→ **Exercise inputs**:
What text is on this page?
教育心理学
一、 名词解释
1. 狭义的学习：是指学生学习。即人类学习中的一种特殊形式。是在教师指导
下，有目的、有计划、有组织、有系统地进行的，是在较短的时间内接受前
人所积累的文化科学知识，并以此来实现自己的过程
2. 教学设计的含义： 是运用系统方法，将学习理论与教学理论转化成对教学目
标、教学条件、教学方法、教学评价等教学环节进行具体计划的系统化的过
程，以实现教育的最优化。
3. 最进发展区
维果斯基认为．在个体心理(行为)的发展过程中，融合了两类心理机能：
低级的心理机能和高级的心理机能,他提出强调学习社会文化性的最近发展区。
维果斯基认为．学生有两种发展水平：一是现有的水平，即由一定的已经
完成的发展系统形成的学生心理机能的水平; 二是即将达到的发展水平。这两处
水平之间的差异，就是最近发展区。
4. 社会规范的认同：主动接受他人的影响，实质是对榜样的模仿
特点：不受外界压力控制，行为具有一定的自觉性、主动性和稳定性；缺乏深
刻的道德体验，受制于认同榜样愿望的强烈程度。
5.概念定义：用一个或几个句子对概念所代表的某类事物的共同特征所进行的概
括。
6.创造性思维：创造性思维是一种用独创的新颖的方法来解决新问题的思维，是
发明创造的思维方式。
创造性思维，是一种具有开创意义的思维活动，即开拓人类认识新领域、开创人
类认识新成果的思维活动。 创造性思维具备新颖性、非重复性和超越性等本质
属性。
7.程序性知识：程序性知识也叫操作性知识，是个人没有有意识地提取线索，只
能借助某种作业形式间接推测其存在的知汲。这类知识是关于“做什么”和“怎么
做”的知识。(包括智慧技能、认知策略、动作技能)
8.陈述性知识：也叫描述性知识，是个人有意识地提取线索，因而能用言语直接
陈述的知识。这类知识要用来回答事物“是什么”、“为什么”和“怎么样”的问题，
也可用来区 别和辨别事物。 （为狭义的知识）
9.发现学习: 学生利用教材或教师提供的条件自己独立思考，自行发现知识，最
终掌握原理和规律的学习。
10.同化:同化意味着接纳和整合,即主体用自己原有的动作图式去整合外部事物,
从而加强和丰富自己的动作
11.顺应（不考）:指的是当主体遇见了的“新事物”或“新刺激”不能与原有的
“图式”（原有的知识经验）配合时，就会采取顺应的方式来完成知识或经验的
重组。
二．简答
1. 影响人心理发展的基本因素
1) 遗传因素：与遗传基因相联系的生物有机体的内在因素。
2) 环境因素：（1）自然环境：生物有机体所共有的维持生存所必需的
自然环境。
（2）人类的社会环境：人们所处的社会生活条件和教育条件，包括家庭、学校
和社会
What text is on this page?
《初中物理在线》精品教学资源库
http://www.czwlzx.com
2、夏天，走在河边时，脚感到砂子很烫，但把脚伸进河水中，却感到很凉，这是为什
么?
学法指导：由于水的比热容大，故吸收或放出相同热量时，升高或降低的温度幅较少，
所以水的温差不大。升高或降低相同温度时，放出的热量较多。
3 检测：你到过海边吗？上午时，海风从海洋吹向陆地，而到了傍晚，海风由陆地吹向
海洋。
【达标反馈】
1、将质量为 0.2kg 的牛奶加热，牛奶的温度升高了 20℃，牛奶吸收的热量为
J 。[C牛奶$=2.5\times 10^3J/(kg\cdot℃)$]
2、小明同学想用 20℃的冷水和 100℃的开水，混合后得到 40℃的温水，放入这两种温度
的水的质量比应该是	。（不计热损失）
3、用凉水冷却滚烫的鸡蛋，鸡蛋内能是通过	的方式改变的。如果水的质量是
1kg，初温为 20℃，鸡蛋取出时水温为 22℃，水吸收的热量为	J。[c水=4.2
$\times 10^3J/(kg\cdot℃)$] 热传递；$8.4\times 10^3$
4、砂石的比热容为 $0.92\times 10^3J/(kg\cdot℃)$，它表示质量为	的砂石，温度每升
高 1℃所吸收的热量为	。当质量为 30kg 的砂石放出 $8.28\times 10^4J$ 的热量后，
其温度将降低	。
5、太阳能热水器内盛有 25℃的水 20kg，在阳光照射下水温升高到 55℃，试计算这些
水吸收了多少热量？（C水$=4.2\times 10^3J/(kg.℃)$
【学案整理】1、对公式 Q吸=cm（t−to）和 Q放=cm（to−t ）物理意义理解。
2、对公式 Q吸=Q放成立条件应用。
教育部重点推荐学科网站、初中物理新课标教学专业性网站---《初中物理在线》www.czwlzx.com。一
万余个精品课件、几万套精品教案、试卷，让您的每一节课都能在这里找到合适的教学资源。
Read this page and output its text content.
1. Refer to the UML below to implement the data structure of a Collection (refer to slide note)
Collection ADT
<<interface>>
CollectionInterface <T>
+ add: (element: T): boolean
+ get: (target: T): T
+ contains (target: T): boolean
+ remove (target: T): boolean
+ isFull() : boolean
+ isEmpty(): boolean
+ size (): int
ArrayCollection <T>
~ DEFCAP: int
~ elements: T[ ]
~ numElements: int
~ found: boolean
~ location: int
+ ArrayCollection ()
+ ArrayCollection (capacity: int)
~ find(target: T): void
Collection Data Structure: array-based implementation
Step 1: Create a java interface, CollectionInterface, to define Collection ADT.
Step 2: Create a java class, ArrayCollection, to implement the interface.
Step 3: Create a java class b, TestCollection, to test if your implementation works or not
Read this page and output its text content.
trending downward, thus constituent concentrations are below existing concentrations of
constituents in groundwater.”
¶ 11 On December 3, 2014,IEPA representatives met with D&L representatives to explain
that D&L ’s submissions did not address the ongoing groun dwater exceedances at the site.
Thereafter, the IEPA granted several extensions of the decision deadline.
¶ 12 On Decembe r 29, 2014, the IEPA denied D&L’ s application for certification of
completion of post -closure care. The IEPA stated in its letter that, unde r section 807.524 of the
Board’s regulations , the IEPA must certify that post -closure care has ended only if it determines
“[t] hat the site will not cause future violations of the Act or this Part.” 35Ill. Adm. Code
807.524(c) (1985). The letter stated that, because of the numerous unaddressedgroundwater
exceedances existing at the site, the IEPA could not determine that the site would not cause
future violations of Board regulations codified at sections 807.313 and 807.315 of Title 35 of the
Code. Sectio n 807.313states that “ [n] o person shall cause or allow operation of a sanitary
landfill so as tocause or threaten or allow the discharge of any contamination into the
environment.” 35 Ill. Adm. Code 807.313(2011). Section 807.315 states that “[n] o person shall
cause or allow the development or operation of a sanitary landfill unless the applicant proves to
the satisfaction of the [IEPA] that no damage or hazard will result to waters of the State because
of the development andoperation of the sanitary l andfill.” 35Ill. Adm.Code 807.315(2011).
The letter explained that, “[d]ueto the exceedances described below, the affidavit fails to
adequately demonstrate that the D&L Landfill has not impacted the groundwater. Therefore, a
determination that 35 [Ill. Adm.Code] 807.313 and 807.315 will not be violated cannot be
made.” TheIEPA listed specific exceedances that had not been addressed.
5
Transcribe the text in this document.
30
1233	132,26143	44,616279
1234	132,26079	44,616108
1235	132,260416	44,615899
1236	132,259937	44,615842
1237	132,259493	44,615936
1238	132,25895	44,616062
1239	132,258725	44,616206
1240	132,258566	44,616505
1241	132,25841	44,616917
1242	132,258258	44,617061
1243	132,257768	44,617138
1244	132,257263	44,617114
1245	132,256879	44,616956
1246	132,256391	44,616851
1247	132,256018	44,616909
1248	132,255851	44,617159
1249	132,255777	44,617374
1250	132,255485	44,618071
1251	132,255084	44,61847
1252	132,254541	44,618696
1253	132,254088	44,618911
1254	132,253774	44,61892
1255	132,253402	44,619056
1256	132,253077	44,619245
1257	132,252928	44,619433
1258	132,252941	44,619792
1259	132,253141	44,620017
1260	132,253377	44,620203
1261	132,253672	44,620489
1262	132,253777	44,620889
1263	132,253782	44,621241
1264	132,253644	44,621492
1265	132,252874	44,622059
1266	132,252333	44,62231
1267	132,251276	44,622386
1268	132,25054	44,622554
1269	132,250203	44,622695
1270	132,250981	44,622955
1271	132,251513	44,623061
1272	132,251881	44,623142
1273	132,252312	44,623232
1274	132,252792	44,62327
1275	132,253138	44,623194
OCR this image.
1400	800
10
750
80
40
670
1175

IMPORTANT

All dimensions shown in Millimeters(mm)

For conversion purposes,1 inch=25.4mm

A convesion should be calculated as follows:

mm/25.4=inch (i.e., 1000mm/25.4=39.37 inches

→ **Work to be completed**:
Pull every line containing the word "shall" out of the material.

→ **Output of the exercise**:
Code. Sectio n 807.313states that “ [n] o person shall cause or allow operation of a sanitary
environment.” 35 Ill. Adm. Code 807.313(2011). Section 807.315 states that “[n] o person shall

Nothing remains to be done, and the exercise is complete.